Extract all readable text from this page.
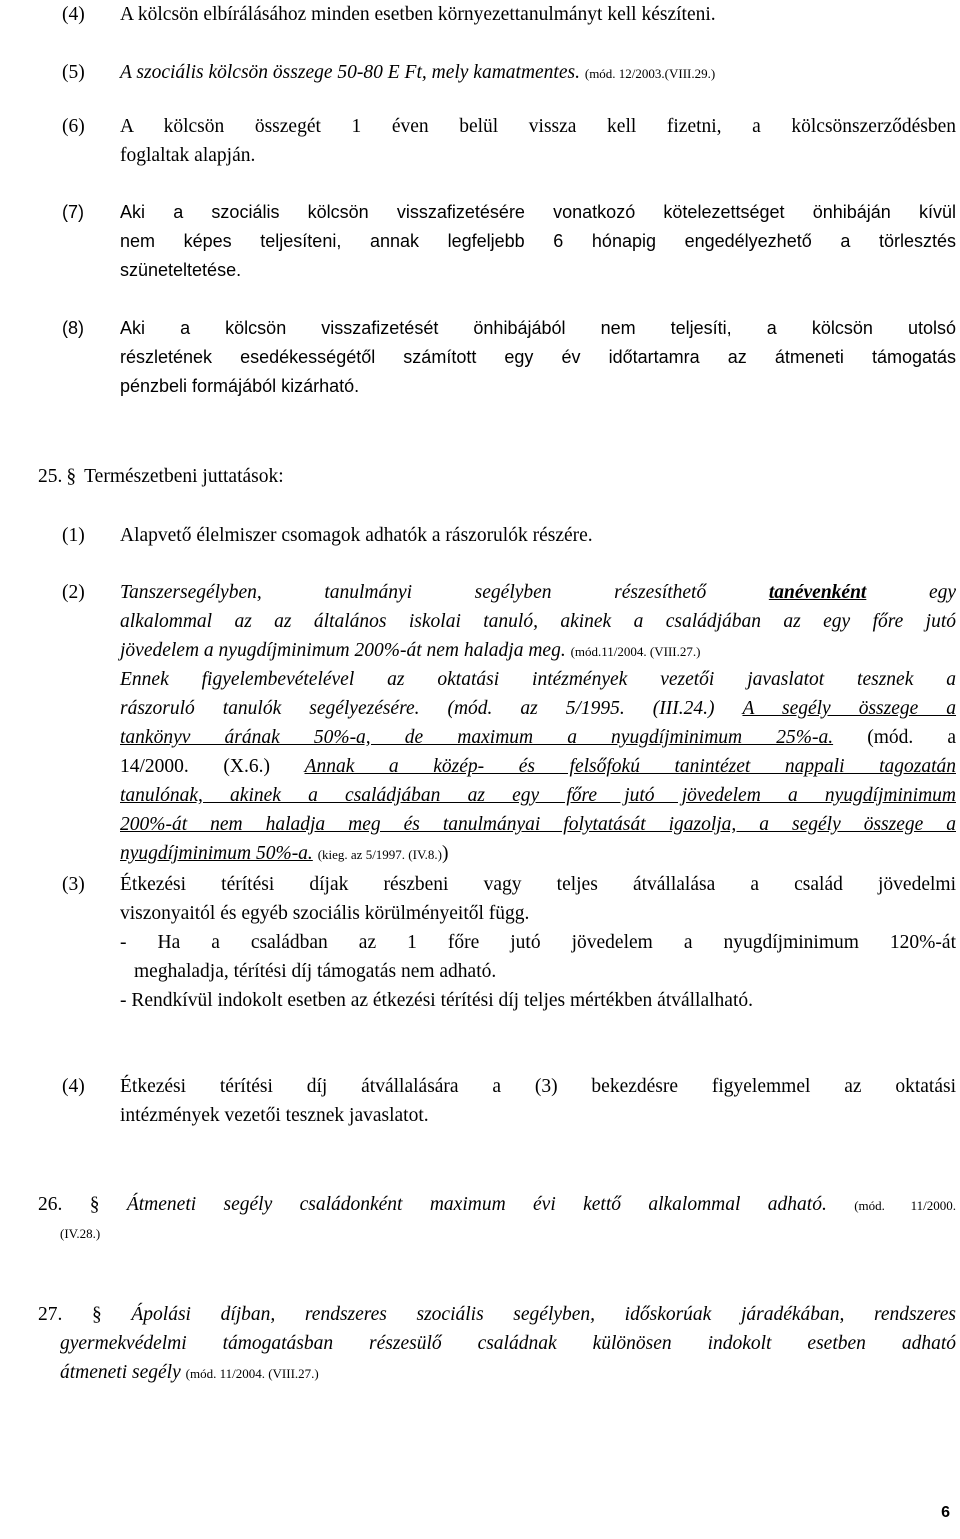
(4) A kölcsön elbírálásához minden esetben környezettanulmányt kell készíteni.
(5) A szociális kölcsön összege 50-80 E Ft, mely kamatmentes. (mód. 12/2003.(VIII.29.)
(6) A kölcsön összegét 1 éven belül vissza kell fizetni, a kölcsönszerződésben
foglaltak alapján.
(7) Aki a szociális kölcsön visszafizetésére vonatkozó kötelezettséget önhibáján kívül
nem képes teljesíteni, annak legfeljebb 6 hónapig engedélyezhető a törlesztés
szüneteltetése.
(8) Aki a kölcsön visszafizetését önhibájából nem teljesíti, a kölcsön utolsó
részletének esedékességétől számított egy év időtartamra az átmeneti támogatás
pénzbeli formájából kizárható.
25. § Természetbeni juttatások:
(1) Alapvető élelmiszer csomagok adhatók a rászorulók részére.
(2) Tanszersegélyben, tanulmányi segélyben részesíthető	tanévenként	egy
alkalommal az az általános iskolai tanuló, akinek a családjában az egy főre jutó
jövedelem a nyugdíjminimum 200%-át nem haladja meg. (mód.11/2004. (VIII.27.)
Ennek figyelembevételével az oktatási intézmények vezetői javaslatot tesznek a
rászoruló tanulók segélyezésére. (mód. az 5/1995. (III.24.) A segély összege a
tankönyv árának 50%-a, de maximum a nyugdíjminimum 25%-a. (mód. a
14/2000. (X.6.) Annak a közép- és felsőfokú tanintézet nappali tagozatán
tanulónak, akinek a családjában az egy főre jutó jövedelem a nyugdíjminimum
200%-át nem haladja meg és tanulmányai folytatását igazolja, a segély összege a
nyugdíjminimum 50%-a. (kieg. az 5/1997. (IV.8.))
(3) Étkezési térítési díjak részbeni vagy teljes átvállalása a család jövedelmi
viszonyaitól és egyéb szociális körülményeitől függ.
- Ha a családban az 1 főre jutó jövedelem a nyugdíjminimum 120%-át
meghaladja, térítési díj támogatás nem adható.
- Rendkívül indokolt esetben az étkezési térítési díj teljes mértékben átvállalható.
(4) Étkezési térítési díj átvállalására a (3) bekezdésre figyelemmel az oktatási
intézmények vezetői tesznek javaslatot.
26. § Átmeneti segély családonként maximum évi kettő alkalommal adható. (mód. 11/2000.
(IV.28.)
27. § Ápolási díjban, rendszeres szociális segélyben, időskorúak járadékában, rendszeres
gyermekvédelmi támogatásban részesülő családnak különösen indokolt esetben adható
átmeneti segély (mód. 11/2004. (VIII.27.)
6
========================================
### [Task brief]
Output every entry exactly as given; pictures are not part of the copy.

### [Completed task]
Extract all readable text from this page.
(4) A kölcsön elbírálásához minden esetben környezettanulmányt kell készíteni.
(5) A szociális kölcsön összege 50-80 E Ft, mely kamatmentes. (mód. 12/2003.(VIII.29.)
(6) A kölcsön összegét 1 éven belül vissza kell fizetni, a kölcsönszerződésben
foglaltak alapján.
(7) Aki a szociális kölcsön visszafizetésére vonatkozó kötelezettséget önhibáján kívül
nem képes teljesíteni, annak legfeljebb 6 hónapig engedélyezhető a törlesztés
szüneteltetése.
(8) Aki a kölcsön visszafizetését önhibájából nem teljesíti, a kölcsön utolsó
részletének esedékességétől számított egy év időtartamra az átmeneti támogatás
pénzbeli formájából kizárható.
25. § Természetbeni juttatások:
(1) Alapvető élelmiszer csomagok adhatók a rászorulók részére.
(2) Tanszersegélyben, tanulmányi segélyben részesíthető	tanévenként	egy
alkalommal az az általános iskolai tanuló, akinek a családjában az egy főre jutó
jövedelem a nyugdíjminimum 200%-át nem haladja meg. (mód.11/2004. (VIII.27.)
Ennek figyelembevételével az oktatási intézmények vezetői javaslatot tesznek a
rászoruló tanulók segélyezésére. (mód. az 5/1995. (III.24.) A segély összege a
tankönyv árának 50%-a, de maximum a nyugdíjminimum 25%-a. (mód. a
14/2000. (X.6.) Annak a közép- és felsőfokú tanintézet nappali tagozatán
tanulónak, akinek a családjában az egy főre jutó jövedelem a nyugdíjminimum
200%-át nem haladja meg és tanulmányai folytatását igazolja, a segély összege a
nyugdíjminimum 50%-a. (kieg. az 5/1997. (IV.8.))
(3) Étkezési térítési díjak részbeni vagy teljes átvállalása a család jövedelmi
viszonyaitól és egyéb szociális körülményeitől függ.
- Ha a családban az 1 főre jutó jövedelem a nyugdíjminimum 120%-át
meghaladja, térítési díj támogatás nem adható.
- Rendkívül indokolt esetben az étkezési térítési díj teljes mértékben átvállalható.
(4) Étkezési térítési díj átvállalására a (3) bekezdésre figyelemmel az oktatási
intézmények vezetői tesznek javaslatot.
26. § Átmeneti segély családonként maximum évi kettő alkalommal adható. (mód. 11/2000.
(IV.28.)
27. § Ápolási díjban, rendszeres szociális segélyben, időskorúak járadékában, rendszeres
gyermekvédelmi támogatásban részesülő családnak különösen indokolt esetben adható
átmeneti segély (mód. 11/2004. (VIII.27.)
6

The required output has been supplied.